» **GIVEN REQUEST**:
Change every "figure" in the material below to "drawing" and reproduce the rest unchanged, leaving out the pictures.

» **DATA IN THIS EXERCISE**:
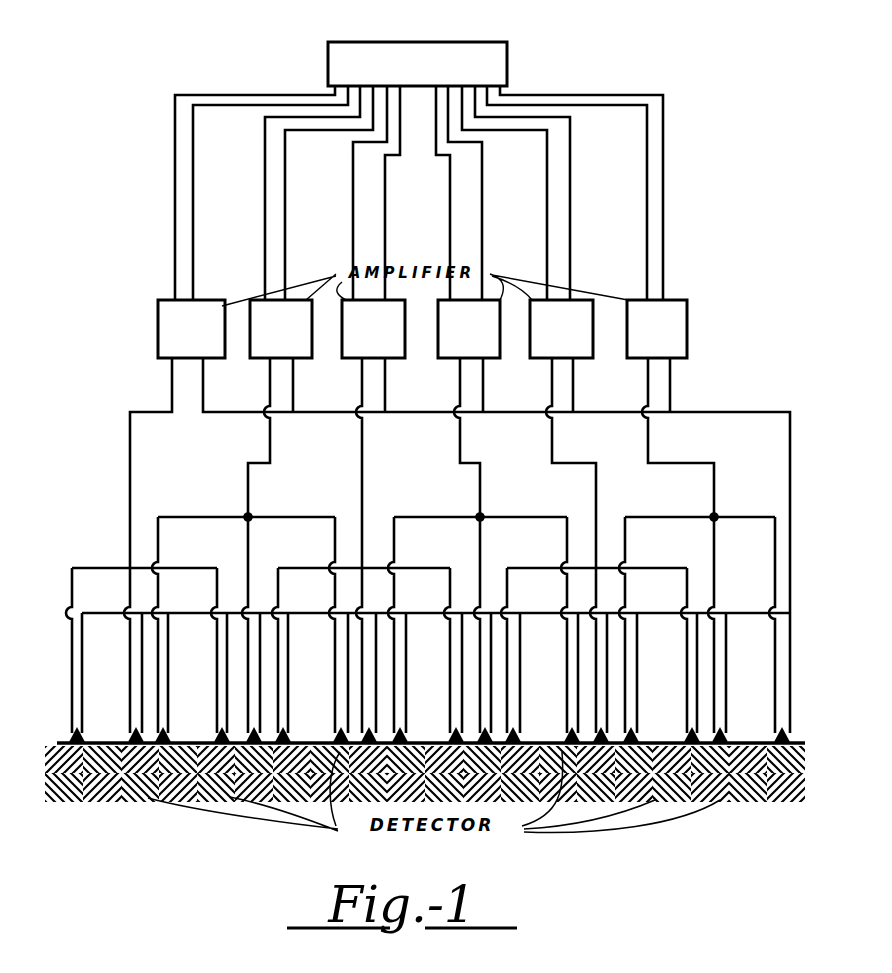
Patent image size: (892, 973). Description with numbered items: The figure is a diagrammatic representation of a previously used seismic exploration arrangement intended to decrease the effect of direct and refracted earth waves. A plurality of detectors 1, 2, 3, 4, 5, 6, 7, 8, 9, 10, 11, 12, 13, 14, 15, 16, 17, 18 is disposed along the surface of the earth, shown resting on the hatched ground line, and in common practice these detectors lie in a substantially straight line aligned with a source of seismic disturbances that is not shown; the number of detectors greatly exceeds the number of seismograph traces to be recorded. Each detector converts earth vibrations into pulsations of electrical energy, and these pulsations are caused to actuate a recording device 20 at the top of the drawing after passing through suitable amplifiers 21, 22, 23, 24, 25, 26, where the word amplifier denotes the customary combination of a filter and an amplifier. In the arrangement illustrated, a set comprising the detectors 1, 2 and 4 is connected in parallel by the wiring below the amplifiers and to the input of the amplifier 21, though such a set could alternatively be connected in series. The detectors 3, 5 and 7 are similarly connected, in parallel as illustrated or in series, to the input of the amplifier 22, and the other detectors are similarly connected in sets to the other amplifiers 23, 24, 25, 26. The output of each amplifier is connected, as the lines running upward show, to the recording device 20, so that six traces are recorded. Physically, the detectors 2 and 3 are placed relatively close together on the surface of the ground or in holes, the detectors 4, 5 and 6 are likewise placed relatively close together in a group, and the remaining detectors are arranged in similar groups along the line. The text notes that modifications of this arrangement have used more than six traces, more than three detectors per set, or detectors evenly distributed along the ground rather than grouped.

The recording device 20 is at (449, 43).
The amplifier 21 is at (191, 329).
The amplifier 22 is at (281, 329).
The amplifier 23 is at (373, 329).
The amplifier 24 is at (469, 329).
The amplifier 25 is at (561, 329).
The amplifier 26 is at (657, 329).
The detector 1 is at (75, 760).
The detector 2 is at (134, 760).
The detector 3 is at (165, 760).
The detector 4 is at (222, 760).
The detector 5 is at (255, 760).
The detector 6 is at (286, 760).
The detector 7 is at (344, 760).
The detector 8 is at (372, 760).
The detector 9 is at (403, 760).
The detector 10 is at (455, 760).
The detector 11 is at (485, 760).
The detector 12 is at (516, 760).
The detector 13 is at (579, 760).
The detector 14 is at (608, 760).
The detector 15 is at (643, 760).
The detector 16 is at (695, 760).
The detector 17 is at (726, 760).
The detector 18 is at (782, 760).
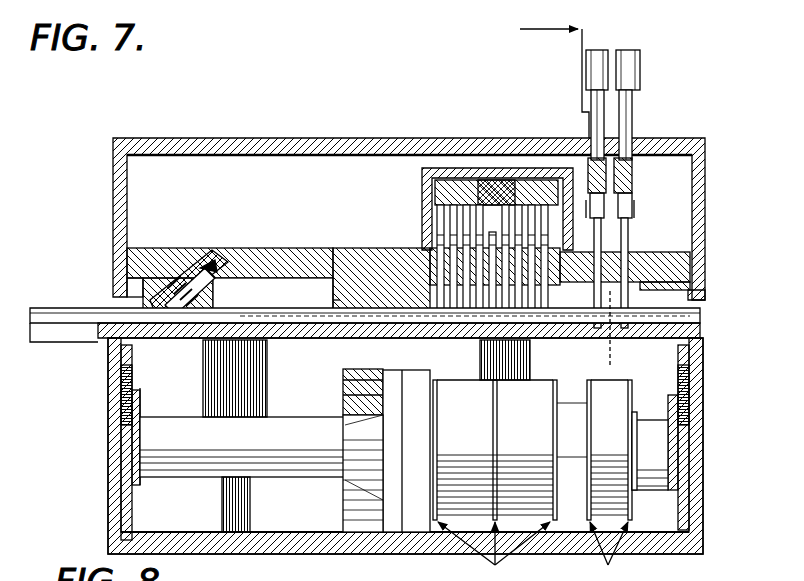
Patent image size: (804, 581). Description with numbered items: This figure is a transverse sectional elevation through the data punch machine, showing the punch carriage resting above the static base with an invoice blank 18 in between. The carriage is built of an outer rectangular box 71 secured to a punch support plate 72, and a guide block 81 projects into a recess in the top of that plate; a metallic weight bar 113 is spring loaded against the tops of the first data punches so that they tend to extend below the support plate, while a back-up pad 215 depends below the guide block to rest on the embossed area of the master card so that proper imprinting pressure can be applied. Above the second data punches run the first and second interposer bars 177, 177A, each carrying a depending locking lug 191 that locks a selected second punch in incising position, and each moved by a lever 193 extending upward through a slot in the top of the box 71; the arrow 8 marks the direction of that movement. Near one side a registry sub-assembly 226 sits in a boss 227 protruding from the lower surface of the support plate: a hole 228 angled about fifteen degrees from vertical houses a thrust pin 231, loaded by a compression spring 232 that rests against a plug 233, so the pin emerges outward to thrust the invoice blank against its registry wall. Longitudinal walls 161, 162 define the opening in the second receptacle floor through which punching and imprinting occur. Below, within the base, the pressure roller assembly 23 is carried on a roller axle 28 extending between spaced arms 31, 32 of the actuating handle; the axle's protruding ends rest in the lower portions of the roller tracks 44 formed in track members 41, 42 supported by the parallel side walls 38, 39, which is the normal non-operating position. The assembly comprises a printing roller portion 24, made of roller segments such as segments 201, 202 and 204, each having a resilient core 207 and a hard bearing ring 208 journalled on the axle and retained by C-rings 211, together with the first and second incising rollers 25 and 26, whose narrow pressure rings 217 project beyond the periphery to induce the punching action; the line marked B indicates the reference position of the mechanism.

» **SOLUTION TO THIS TASK**:
Patent image size: (892, 973). Description with numbered items: The drawing is a diagrammatic representation of a previously used seismic exploration arrangement intended to decrease the effect of direct and refracted earth waves. A plurality of detectors 1, 2, 3, 4, 5, 6, 7, 8, 9, 10, 11, 12, 13, 14, 15, 16, 17, 18 is disposed along the surface of the earth, shown resting on the hatched ground line, and in common practice these detectors lie in a substantially straight line aligned with a source of seismic disturbances that is not shown; the number of detectors greatly exceeds the number of seismograph traces to be recorded. Each detector converts earth vibrations into pulsations of electrical energy, and these pulsations are caused to actuate a recording device 20 at the top of the drawing after passing through suitable amplifiers 21, 22, 23, 24, 25, 26, where the word amplifier denotes the customary combination of a filter and an amplifier. In the arrangement illustrated, a set comprising the detectors 1, 2 and 4 is connected in parallel by the wiring below the amplifiers and to the input of the amplifier 21, though such a set could alternatively be connected in series. The detectors 3, 5 and 7 are similarly connected, in parallel as illustrated or in series, to the input of the amplifier 22, and the other detectors are similarly connected in sets to the other amplifiers 23, 24, 25, 26. The output of each amplifier is connected, as the lines running upward show, to the recording device 20, so that six traces are recorded. Physically, the detectors 2 and 3 are placed relatively close together on the surface of the ground or in holes, the detectors 4, 5 and 6 are likewise placed relatively close together in a group, and the remaining detectors are arranged in similar groups along the line. The text notes that modifications of this arrangement have used more than six traces, more than three detectors per set, or detectors evenly distributed along the ground rather than grouped.

The recording device 20 is at (449, 43).
The amplifier 21 is at (191, 329).
The amplifier 22 is at (281, 329).
The amplifier 23 is at (373, 329).
The amplifier 24 is at (469, 329).
The amplifier 25 is at (561, 329).
The amplifier 26 is at (657, 329).
The detector 1 is at (75, 760).
The detector 2 is at (134, 760).
The detector 3 is at (165, 760).
The detector 4 is at (222, 760).
The detector 5 is at (255, 760).
The detector 6 is at (286, 760).
The detector 7 is at (344, 760).
The detector 8 is at (372, 760).
The detector 9 is at (403, 760).
The detector 10 is at (455, 760).
The detector 11 is at (485, 760).
The detector 12 is at (516, 760).
The detector 13 is at (579, 760).
The detector 14 is at (608, 760).
The detector 15 is at (643, 760).
The detector 16 is at (695, 760).
The detector 17 is at (726, 760).
The detector 18 is at (782, 760).
Patent image size: (804, 581). Description with numbered items: This drawing is a transverse sectional elevation through the data punch machine, showing the punch carriage resting above the static base with an invoice blank 18 in between. The carriage is built of an outer rectangular box 71 secured to a punch support plate 72, and a guide block 81 projects into a recess in the top of that plate; a metallic weight bar 113 is spring loaded against the tops of the first data punches so that they tend to extend below the support plate, while a back-up pad 215 depends below the guide block to rest on the embossed area of the master card so that proper imprinting pressure can be applied. Above the second data punches run the first and second interposer bars 177, 177A, each carrying a depending locking lug 191 that locks a selected second punch in incising position, and each moved by a lever 193 extending upward through a slot in the top of the box 71; the arrow 8 marks the direction of that movement. Near one side a registry sub-assembly 226 sits in a boss 227 protruding from the lower surface of the support plate: a hole 228 angled about fifteen degrees from vertical houses a thrust pin 231, loaded by a compression spring 232 that rests against a plug 233, so the pin emerges outward to thrust the invoice blank against its registry wall. Longitudinal walls 161, 162 define the opening in the second receptacle floor through which punching and imprinting occur. Below, within the base, the pressure roller assembly 23 is carried on a roller axle 28 extending between spaced arms 31, 32 of the actuating handle; the axle's protruding ends rest in the lower portions of the roller tracks 44 formed in track members 41, 42 supported by the parallel side walls 38, 39, which is the normal non-operating position. The assembly comprises a printing roller portion 24, made of roller segments such as segments 201, 202 and 204, each having a resilient core 207 and a hard bearing ring 208 journalled on the axle and retained by C-rings 211, together with the first and second incising rollers 25 and 26, whose narrow pressure rings 217 project beyond the periphery to induce the punching action; the line marked B indicates the reference position of the mechanism.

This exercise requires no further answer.